● Objective
Images excluded, repeat each entry below exactly.

● The input
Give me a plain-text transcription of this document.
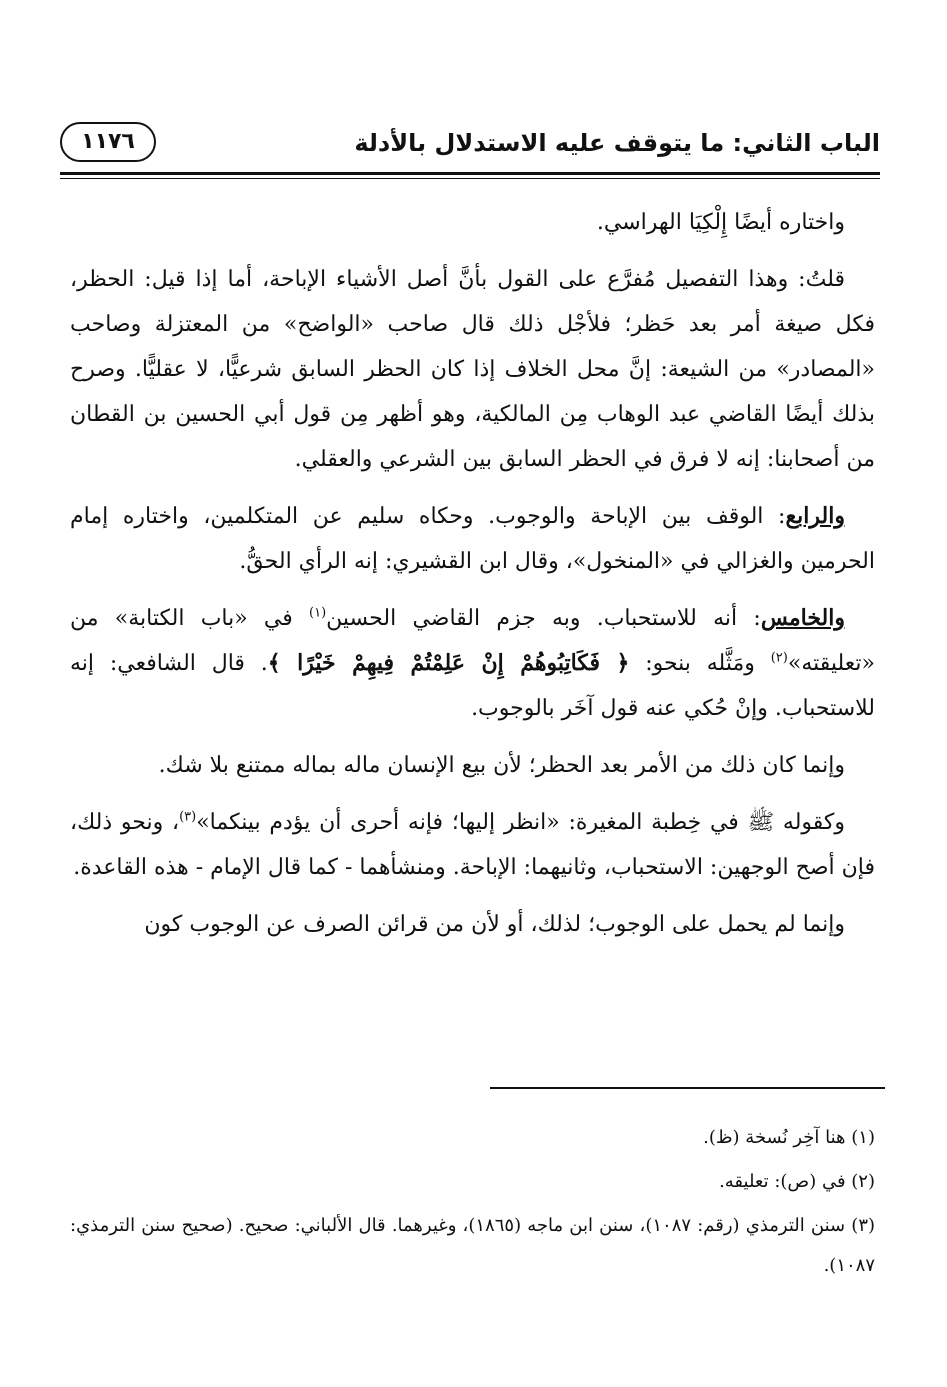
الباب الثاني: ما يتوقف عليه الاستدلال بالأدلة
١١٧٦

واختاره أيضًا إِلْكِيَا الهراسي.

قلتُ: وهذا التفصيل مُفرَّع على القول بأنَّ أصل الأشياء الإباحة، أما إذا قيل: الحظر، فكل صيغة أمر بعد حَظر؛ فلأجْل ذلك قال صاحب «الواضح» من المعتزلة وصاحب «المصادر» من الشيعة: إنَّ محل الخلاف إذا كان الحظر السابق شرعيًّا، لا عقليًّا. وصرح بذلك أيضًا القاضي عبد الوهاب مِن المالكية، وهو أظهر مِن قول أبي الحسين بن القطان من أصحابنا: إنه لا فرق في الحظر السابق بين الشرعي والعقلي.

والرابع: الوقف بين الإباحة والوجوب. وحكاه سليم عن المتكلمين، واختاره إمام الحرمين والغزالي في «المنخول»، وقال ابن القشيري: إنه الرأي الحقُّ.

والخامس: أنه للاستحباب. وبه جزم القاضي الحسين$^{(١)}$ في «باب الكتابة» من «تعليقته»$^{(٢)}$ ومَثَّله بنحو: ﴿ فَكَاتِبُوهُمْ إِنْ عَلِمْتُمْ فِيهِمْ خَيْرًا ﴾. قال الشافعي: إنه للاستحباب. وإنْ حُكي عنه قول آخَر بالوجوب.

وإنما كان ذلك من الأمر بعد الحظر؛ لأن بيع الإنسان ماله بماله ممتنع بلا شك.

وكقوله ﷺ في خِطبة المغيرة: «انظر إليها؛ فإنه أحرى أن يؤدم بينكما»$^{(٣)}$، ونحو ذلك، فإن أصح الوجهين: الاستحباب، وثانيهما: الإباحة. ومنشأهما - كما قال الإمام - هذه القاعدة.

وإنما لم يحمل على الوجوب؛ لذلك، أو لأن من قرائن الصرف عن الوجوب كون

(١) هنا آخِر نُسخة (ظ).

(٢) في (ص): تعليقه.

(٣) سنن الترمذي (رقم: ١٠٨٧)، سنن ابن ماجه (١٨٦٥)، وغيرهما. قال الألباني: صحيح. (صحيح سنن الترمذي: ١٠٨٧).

● Result for this task
Give me a plain-text transcription of this document.
الباب الثاني: ما يتوقف عليه الاستدلال بالأدلة
١١٧٦

واختاره أيضًا إِلْكِيَا الهراسي.

قلتُ: وهذا التفصيل مُفرَّع على القول بأنَّ أصل الأشياء الإباحة، أما إذا قيل: الحظر، فكل صيغة أمر بعد حَظر؛ فلأجْل ذلك قال صاحب «الواضح» من المعتزلة وصاحب «المصادر» من الشيعة: إنَّ محل الخلاف إذا كان الحظر السابق شرعيًّا، لا عقليًّا. وصرح بذلك أيضًا القاضي عبد الوهاب مِن المالكية، وهو أظهر مِن قول أبي الحسين بن القطان من أصحابنا: إنه لا فرق في الحظر السابق بين الشرعي والعقلي.

والرابع: الوقف بين الإباحة والوجوب. وحكاه سليم عن المتكلمين، واختاره إمام الحرمين والغزالي في «المنخول»، وقال ابن القشيري: إنه الرأي الحقُّ.

والخامس: أنه للاستحباب. وبه جزم القاضي الحسين$^{(١)}$ في «باب الكتابة» من «تعليقته»$^{(٢)}$ ومَثَّله بنحو: ﴿ فَكَاتِبُوهُمْ إِنْ عَلِمْتُمْ فِيهِمْ خَيْرًا ﴾. قال الشافعي: إنه للاستحباب. وإنْ حُكي عنه قول آخَر بالوجوب.

وإنما كان ذلك من الأمر بعد الحظر؛ لأن بيع الإنسان ماله بماله ممتنع بلا شك.

وكقوله ﷺ في خِطبة المغيرة: «انظر إليها؛ فإنه أحرى أن يؤدم بينكما»$^{(٣)}$، ونحو ذلك، فإن أصح الوجهين: الاستحباب، وثانيهما: الإباحة. ومنشأهما - كما قال الإمام - هذه القاعدة.

وإنما لم يحمل على الوجوب؛ لذلك، أو لأن من قرائن الصرف عن الوجوب كون

(١) هنا آخِر نُسخة (ظ).

(٢) في (ص): تعليقه.

(٣) سنن الترمذي (رقم: ١٠٨٧)، سنن ابن ماجه (١٨٦٥)، وغيرهما. قال الألباني: صحيح. (صحيح سنن الترمذي: ١٠٨٧).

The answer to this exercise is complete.